● **INSTRUCTIONS FOR THE TASK**
Below is a block of records: output all of them exactly and leave out the pictures.

(Data records)
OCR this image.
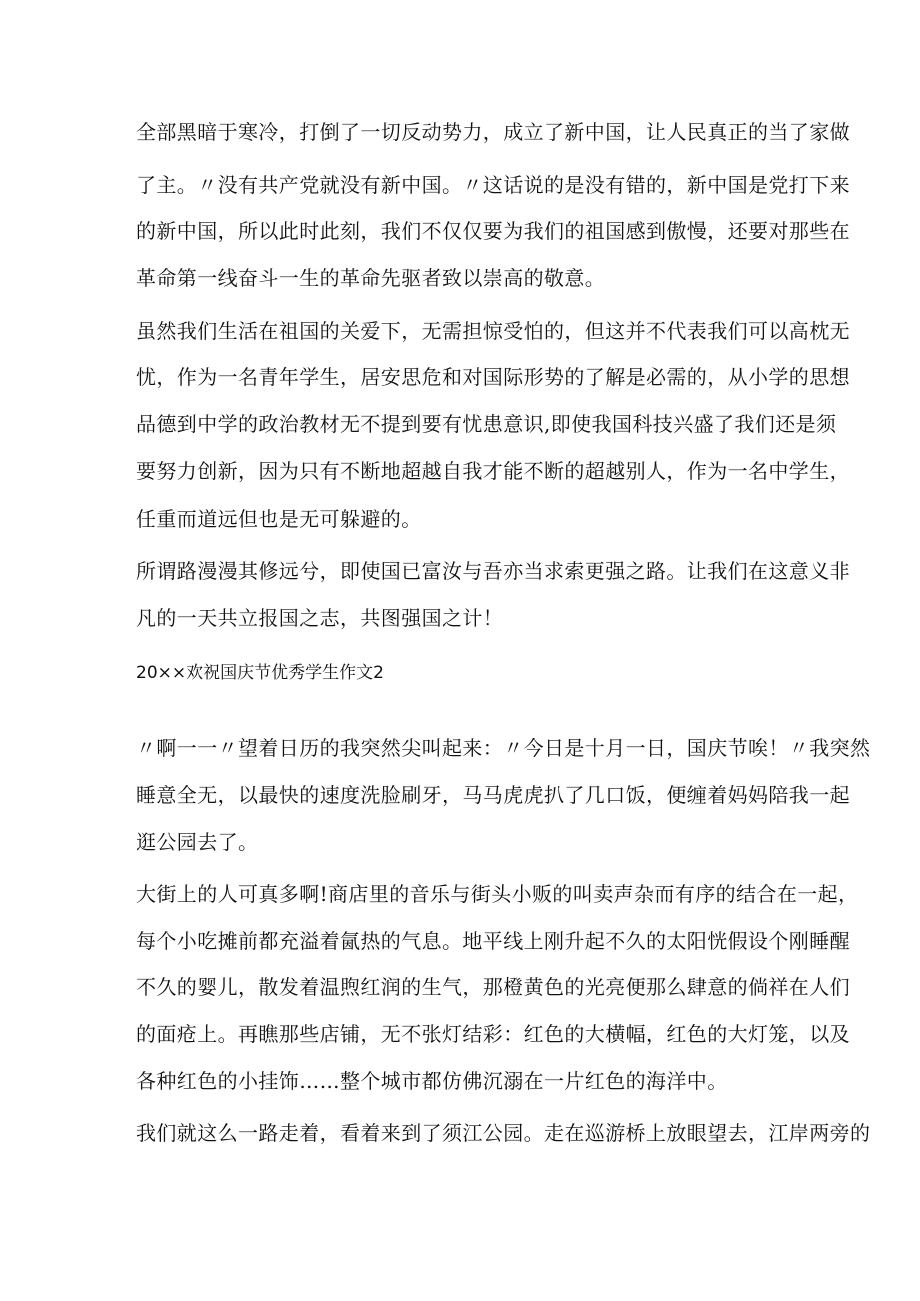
全部黑暗于寒冷，打倒了一切反动势力，成立了新中国，让人民真正的当了家做
了主。〃没有共产党就没有新中国。〃这话说的是没有错的，新中国是党打下来
的新中国，所以此时此刻，我们不仅仅要为我们的祖国感到傲慢，还要对那些在
革命第一线奋斗一生的革命先驱者致以崇高的敬意。
虽然我们生活在祖国的关爱下，无需担惊受怕的，但这并不代表我们可以高枕无
忧，作为一名青年学生，居安思危和对国际形势的了解是必需的，从小学的思想
品德到中学的政治教材无不提到要有忧患意识,即使我国科技兴盛了我们还是须
要努力创新，因为只有不断地超越自我才能不断的超越别人，作为一名中学生，
任重而道远但也是无可躲避的。
所谓路漫漫其修远兮，即使国已富汝与吾亦当求索更强之路。让我们在这意义非
凡的一天共立报国之志，共图强国之计！
20××欢祝国庆节优秀学生作文2
〃啊一一〃望着日历的我突然尖叫起来：〃今日是十月一日，国庆节唉！〃我突然
睡意全无，以最快的速度洗脸刷牙，马马虎虎扒了几口饭，便缠着妈妈陪我一起
逛公园去了。
大街上的人可真多啊!商店里的音乐与街头小贩的叫卖声杂而有序的结合在一起，
每个小吃摊前都充溢着氤热的气息。地平线上刚升起不久的太阳恍假设个刚睡醒
不久的婴儿，散发着温煦红润的生气，那橙黄色的光亮便那么肆意的倘祥在人们
的面疮上。再瞧那些店铺，无不张灯结彩：红色的大横幅，红色的大灯笼，以及
各种红色的小挂饰……整个城市都仿佛沉溺在一片红色的海洋中。
我们就这么一路走着，看着来到了须江公园。走在巡游桥上放眼望去，江岸两旁的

● **EXERCISE RESULT**
OCR this image.
全部黑暗于寒冷，打倒了一切反动势力，成立了新中国，让人民真正的当了家做
了主。〃没有共产党就没有新中国。〃这话说的是没有错的，新中国是党打下来
的新中国，所以此时此刻，我们不仅仅要为我们的祖国感到傲慢，还要对那些在
革命第一线奋斗一生的革命先驱者致以崇高的敬意。
虽然我们生活在祖国的关爱下，无需担惊受怕的，但这并不代表我们可以高枕无
忧，作为一名青年学生，居安思危和对国际形势的了解是必需的，从小学的思想
品德到中学的政治教材无不提到要有忧患意识,即使我国科技兴盛了我们还是须
要努力创新，因为只有不断地超越自我才能不断的超越别人，作为一名中学生，
任重而道远但也是无可躲避的。
所谓路漫漫其修远兮，即使国已富汝与吾亦当求索更强之路。让我们在这意义非
凡的一天共立报国之志，共图强国之计！
20××欢祝国庆节优秀学生作文2
〃啊一一〃望着日历的我突然尖叫起来：〃今日是十月一日，国庆节唉！〃我突然
睡意全无，以最快的速度洗脸刷牙，马马虎虎扒了几口饭，便缠着妈妈陪我一起
逛公园去了。
大街上的人可真多啊!商店里的音乐与街头小贩的叫卖声杂而有序的结合在一起，
每个小吃摊前都充溢着氤热的气息。地平线上刚升起不久的太阳恍假设个刚睡醒
不久的婴儿，散发着温煦红润的生气，那橙黄色的光亮便那么肆意的倘祥在人们
的面疮上。再瞧那些店铺，无不张灯结彩：红色的大横幅，红色的大灯笼，以及
各种红色的小挂饰……整个城市都仿佛沉溺在一片红色的海洋中。
我们就这么一路走着，看着来到了须江公园。走在巡游桥上放眼望去，江岸两旁的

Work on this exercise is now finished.